===== RECORDS PROVIDED =====

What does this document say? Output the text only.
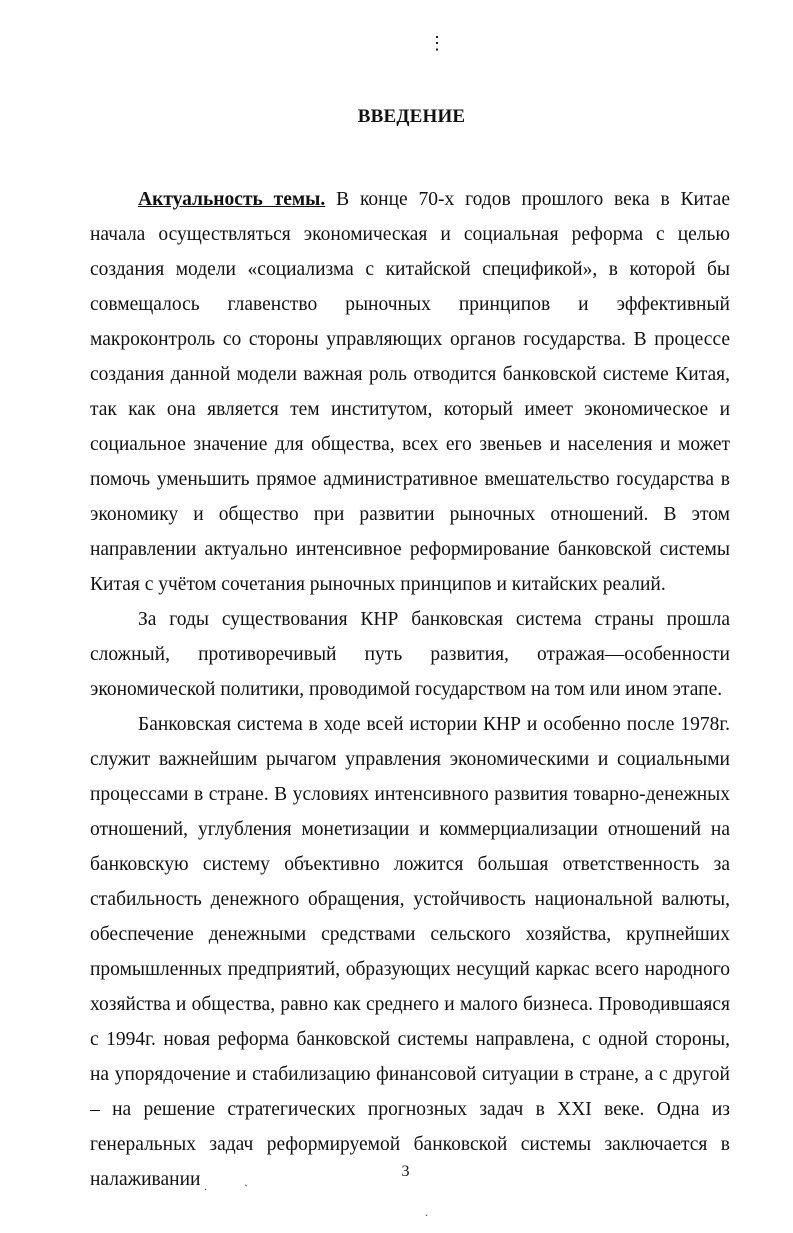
⋮
ВВЕДЕНИЕ

Актуальность темы. В конце 70-х годов прошлого века в Китае начала осуществляться экономическая и социальная реформа с целью создания модели «социализма с китайской спецификой», в которой бы совмещалось главенство рыночных принципов и эффективный макроконтроль со стороны управляющих органов государства. В процессе создания данной модели важная роль отводится банковской системе Китая, так как она является тем институтом, который имеет экономическое и социальное значение для общества, всех его звеньев и населения и может помочь уменьшить прямое административное вмешательство государства в экономику и общество при развитии рыночных отношений. В этом направлении актуально интенсивное реформирование банковской системы Китая с учётом сочетания рыночных принципов и китайских реалий.

За годы существования КНР банковская система страны прошла сложный, противоречивый путь развития, отражая—особенности экономической политики, проводимой государством на том или ином этапе.

Банковская система в ходе всей истории КНР и особенно после 1978г. служит важнейшим рычагом управления экономическими и социальными процессами в стране. В условиях интенсивного развития товарно-денежных отношений, углубления монетизации и коммерциализации отношений на банковскую систему объективно ложится большая ответственность за стабильность денежного обращения, устойчивость национальной валюты, обеспечение денежными средствами сельского хозяйства, крупнейших промышленных предприятий, образующих несущий каркас всего народного хозяйства и общества, равно как среднего и малого бизнеса. Проводившаяся с 1994г. новая реформа банковской системы направлена, с одной стороны, на упорядочение и стабилизацию финансовой ситуации в стране, а с другой – на решение стратегических прогнозных задач в XXI веке. Одна из генеральных задач реформируемой банковской системы заключается в налаживании	3
.	ˎ
.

=====

#### [WORK TO BE COMPLETED]
Tally up the lines in the records containing the word "развития", then give the count and nothing else.

#### [SOLVED PROBLEM]
2